- Written exercise -
In the entries that follow, how many lines contain the word "ORCHID"? Answer with the number only.

- Material for this exercise -
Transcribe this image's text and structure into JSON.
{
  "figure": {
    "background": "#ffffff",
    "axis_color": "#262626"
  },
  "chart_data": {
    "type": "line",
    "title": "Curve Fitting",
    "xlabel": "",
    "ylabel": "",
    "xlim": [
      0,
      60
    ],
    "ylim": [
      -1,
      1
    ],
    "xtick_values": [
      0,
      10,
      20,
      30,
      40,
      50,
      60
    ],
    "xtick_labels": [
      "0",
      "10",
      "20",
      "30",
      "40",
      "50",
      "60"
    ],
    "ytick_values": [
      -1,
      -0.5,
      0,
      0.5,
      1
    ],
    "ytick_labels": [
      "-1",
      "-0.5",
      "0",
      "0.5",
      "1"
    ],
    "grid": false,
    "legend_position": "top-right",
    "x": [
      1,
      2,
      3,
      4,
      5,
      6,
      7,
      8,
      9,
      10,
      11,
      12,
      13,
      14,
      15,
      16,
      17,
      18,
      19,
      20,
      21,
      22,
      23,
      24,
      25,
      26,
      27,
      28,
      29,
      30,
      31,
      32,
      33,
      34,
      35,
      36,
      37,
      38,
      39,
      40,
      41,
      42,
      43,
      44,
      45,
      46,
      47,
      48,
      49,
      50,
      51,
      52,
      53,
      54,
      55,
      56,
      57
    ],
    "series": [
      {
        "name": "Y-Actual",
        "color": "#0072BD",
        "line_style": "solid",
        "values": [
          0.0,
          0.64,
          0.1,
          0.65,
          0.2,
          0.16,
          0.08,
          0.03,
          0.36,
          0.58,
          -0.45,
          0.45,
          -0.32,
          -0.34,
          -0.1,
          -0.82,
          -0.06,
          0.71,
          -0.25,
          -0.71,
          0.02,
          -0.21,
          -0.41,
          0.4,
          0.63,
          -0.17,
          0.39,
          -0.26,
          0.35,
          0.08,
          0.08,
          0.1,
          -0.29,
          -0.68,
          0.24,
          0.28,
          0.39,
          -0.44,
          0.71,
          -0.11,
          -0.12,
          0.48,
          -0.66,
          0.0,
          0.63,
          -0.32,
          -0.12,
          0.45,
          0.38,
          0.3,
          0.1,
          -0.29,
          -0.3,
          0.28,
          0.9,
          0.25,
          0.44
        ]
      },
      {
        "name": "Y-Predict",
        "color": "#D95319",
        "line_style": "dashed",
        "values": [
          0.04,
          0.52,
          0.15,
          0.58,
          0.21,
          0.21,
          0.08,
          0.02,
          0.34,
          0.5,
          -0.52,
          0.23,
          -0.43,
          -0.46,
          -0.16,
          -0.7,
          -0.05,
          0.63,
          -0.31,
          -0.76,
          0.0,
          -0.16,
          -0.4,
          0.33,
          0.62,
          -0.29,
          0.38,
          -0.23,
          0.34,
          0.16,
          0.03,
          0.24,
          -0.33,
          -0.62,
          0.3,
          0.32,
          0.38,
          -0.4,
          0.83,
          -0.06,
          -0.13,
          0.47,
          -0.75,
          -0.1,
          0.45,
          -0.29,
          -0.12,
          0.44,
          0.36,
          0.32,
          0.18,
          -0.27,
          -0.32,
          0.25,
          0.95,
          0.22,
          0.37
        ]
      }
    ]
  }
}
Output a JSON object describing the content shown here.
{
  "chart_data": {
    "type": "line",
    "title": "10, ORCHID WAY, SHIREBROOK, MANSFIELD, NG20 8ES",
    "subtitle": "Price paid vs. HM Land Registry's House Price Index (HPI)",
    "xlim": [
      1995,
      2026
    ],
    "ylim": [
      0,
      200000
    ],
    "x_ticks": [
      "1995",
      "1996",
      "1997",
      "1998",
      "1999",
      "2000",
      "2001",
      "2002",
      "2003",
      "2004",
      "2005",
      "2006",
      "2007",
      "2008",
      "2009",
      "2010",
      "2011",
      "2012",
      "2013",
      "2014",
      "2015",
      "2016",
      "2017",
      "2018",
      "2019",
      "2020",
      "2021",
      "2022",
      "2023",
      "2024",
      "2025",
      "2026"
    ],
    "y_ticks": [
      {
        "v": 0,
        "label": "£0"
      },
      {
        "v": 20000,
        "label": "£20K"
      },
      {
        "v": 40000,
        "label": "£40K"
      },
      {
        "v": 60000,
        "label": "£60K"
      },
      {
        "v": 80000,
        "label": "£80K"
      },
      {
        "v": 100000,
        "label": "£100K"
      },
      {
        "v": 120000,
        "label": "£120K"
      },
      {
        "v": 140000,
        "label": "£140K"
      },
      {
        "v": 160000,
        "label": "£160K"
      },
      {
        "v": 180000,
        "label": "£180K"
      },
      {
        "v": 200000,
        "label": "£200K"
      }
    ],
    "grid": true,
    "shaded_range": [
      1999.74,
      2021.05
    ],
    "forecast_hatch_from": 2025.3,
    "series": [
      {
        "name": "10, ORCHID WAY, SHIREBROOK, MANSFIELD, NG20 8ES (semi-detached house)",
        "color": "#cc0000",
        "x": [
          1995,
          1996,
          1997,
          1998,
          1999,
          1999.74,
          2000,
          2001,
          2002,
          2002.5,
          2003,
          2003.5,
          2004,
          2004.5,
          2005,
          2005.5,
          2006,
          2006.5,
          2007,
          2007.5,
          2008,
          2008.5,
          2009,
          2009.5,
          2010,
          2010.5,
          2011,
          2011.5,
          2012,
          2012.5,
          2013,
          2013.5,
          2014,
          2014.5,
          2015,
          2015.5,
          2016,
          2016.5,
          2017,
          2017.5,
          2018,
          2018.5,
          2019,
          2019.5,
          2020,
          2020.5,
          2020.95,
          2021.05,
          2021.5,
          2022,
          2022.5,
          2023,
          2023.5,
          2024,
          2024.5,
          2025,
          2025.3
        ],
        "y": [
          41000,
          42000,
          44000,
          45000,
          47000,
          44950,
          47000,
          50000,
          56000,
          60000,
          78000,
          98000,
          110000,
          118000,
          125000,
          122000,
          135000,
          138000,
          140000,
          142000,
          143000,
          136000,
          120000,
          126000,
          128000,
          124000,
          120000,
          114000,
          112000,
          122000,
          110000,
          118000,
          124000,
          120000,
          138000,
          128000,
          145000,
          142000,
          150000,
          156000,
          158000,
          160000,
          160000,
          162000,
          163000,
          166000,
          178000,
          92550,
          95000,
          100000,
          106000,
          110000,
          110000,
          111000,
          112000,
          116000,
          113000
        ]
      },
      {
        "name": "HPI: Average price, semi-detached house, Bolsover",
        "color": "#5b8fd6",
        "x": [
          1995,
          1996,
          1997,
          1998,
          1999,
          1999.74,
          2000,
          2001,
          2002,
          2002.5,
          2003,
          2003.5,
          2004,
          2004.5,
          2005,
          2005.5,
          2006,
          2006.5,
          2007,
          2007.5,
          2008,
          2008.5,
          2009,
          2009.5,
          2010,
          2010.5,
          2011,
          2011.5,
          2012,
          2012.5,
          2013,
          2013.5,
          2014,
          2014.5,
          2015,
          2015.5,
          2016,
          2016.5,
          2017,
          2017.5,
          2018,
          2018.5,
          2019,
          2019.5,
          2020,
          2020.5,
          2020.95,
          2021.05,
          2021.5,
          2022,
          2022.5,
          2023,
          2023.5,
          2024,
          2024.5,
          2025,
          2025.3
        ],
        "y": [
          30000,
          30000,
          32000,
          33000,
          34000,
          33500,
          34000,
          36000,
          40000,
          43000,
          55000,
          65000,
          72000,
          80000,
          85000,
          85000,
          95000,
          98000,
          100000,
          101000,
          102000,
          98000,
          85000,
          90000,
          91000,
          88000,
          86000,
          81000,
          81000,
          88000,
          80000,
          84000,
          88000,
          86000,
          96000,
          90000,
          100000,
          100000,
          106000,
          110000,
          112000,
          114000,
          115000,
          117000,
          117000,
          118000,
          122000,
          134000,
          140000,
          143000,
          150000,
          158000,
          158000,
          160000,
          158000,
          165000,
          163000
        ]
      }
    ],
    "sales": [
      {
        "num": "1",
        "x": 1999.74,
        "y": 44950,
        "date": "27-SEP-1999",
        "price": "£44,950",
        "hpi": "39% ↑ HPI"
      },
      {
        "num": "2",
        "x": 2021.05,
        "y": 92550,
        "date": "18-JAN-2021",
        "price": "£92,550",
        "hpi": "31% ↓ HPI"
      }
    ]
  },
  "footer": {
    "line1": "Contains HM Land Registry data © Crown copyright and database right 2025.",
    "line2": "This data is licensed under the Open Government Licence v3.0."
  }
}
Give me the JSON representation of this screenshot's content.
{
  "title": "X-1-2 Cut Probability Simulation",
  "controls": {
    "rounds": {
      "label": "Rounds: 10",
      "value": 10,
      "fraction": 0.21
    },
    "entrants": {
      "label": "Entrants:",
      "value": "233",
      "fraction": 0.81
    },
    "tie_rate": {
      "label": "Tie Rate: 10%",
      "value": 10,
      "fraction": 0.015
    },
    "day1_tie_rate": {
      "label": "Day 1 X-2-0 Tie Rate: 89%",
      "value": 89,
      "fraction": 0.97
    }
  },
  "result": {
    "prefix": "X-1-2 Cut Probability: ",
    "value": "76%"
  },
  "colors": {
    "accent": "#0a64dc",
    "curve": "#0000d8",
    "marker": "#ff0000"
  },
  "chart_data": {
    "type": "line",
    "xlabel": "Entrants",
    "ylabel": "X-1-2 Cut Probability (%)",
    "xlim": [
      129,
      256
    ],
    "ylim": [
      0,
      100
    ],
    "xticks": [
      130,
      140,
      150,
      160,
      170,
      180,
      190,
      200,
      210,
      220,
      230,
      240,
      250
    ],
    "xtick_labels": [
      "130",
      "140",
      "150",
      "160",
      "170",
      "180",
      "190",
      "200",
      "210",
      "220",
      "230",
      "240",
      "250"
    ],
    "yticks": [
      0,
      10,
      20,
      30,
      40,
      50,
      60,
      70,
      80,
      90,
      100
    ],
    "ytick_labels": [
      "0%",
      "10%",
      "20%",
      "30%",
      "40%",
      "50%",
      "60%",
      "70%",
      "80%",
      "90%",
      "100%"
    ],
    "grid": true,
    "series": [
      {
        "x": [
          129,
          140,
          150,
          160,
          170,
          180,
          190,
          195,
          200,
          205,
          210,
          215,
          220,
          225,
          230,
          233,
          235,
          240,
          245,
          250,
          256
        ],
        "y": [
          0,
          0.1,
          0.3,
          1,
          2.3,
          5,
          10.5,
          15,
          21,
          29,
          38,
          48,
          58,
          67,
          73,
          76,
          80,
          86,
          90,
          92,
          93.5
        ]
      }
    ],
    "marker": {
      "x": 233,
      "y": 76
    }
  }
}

- Written solution -
2